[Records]
───

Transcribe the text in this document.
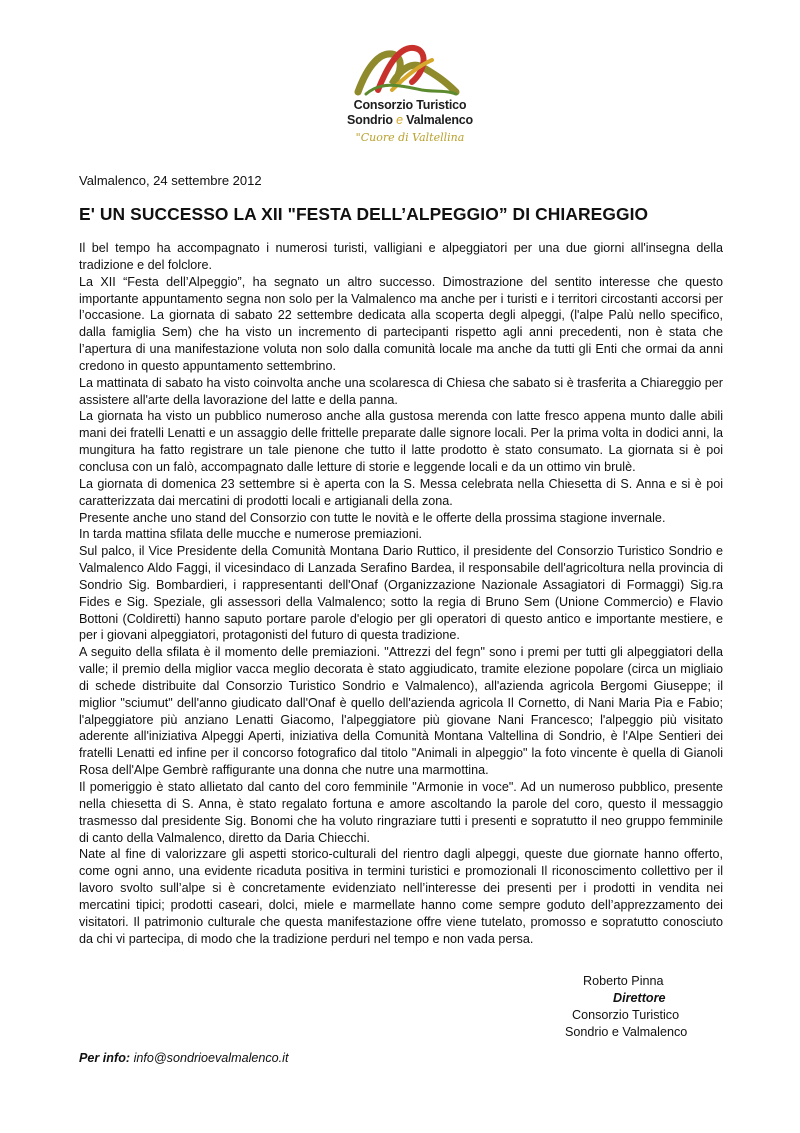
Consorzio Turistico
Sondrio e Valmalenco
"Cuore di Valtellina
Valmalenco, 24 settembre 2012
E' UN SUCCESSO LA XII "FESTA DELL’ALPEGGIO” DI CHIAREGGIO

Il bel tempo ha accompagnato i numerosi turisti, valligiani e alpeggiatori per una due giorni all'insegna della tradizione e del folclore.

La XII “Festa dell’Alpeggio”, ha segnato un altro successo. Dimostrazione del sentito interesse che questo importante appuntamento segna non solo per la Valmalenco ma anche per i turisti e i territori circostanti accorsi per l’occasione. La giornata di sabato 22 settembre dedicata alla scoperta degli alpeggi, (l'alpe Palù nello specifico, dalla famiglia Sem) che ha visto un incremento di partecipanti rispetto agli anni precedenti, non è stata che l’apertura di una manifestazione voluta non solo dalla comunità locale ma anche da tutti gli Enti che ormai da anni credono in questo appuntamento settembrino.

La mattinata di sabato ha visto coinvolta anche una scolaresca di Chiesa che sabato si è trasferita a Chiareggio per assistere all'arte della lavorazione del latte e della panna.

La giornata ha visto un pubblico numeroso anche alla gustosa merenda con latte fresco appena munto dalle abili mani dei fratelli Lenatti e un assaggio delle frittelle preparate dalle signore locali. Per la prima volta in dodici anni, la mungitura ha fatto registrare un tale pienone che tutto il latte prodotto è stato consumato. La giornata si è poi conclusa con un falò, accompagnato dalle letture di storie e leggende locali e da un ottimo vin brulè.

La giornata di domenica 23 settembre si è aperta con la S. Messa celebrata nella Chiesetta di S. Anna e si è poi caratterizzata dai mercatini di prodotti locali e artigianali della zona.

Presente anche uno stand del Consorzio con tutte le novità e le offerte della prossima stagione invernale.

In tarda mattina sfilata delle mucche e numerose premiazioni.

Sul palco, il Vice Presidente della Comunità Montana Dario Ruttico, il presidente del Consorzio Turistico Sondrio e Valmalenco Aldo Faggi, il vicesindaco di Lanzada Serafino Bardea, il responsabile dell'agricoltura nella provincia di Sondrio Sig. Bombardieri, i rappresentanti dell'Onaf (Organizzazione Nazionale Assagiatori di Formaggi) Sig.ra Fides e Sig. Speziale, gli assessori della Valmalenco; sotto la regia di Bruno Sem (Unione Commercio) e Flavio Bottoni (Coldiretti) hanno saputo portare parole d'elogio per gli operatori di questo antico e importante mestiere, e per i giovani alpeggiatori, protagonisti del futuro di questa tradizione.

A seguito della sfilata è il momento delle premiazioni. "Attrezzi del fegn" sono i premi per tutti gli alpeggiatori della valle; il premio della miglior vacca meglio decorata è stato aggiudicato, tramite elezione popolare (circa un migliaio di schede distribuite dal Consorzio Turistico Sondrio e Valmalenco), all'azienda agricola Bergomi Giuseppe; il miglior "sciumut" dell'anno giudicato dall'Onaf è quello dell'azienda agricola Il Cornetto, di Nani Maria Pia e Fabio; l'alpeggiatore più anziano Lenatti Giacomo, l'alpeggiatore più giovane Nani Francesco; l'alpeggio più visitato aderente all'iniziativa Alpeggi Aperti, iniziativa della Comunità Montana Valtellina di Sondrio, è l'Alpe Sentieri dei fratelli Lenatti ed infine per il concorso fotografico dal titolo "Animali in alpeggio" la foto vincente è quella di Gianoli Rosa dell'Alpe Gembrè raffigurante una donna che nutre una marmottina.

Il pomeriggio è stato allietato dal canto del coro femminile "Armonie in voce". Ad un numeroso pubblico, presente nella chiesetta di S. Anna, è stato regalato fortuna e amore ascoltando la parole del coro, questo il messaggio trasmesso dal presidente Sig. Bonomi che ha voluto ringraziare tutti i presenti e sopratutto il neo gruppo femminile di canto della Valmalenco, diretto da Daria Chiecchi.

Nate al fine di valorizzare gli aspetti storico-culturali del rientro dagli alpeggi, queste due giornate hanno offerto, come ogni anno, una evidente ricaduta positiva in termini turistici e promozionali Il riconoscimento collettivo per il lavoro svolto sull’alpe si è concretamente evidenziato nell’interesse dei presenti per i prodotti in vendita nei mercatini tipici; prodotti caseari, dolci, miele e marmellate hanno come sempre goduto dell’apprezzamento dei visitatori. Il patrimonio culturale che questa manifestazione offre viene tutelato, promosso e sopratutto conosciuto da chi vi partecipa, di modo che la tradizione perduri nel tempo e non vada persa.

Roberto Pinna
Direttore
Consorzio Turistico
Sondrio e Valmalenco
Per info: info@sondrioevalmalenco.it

───

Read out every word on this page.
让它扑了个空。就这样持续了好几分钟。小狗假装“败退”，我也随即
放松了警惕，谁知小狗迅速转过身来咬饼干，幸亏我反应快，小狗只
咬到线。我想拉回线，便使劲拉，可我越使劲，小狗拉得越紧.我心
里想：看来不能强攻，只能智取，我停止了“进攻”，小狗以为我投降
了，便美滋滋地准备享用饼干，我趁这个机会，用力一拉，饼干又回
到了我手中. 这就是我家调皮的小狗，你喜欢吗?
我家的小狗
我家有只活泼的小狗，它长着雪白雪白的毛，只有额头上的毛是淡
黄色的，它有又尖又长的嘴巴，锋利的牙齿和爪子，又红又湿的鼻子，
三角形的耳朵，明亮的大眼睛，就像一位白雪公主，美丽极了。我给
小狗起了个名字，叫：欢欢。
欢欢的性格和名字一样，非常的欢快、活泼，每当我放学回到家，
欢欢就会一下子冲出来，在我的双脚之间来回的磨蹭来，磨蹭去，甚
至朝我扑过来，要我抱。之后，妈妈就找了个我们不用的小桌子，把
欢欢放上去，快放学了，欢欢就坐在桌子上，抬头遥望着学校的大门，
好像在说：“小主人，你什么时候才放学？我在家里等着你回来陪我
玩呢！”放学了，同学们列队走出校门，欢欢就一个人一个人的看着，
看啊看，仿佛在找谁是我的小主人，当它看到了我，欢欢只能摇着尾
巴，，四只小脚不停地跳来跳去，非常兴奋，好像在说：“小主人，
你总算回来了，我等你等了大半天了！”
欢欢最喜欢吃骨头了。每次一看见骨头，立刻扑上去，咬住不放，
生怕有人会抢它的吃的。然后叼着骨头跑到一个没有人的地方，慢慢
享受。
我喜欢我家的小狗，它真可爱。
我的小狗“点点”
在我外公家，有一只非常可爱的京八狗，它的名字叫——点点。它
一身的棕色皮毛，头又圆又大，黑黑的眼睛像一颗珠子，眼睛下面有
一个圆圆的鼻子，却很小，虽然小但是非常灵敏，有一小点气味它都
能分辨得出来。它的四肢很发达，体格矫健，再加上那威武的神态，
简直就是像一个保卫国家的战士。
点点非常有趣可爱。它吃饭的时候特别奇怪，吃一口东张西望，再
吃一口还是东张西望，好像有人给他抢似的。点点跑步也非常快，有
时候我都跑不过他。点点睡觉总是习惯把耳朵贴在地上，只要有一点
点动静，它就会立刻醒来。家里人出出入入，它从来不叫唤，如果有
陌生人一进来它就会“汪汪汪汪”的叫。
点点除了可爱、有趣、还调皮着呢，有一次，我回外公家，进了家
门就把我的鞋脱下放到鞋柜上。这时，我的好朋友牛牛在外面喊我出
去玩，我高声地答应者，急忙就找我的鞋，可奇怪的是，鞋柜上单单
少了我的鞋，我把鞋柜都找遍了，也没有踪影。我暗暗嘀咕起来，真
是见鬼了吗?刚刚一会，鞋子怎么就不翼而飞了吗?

───

Among these entries, how many lines include the string "好像在说"? Reply with the number by itself.

Reply
2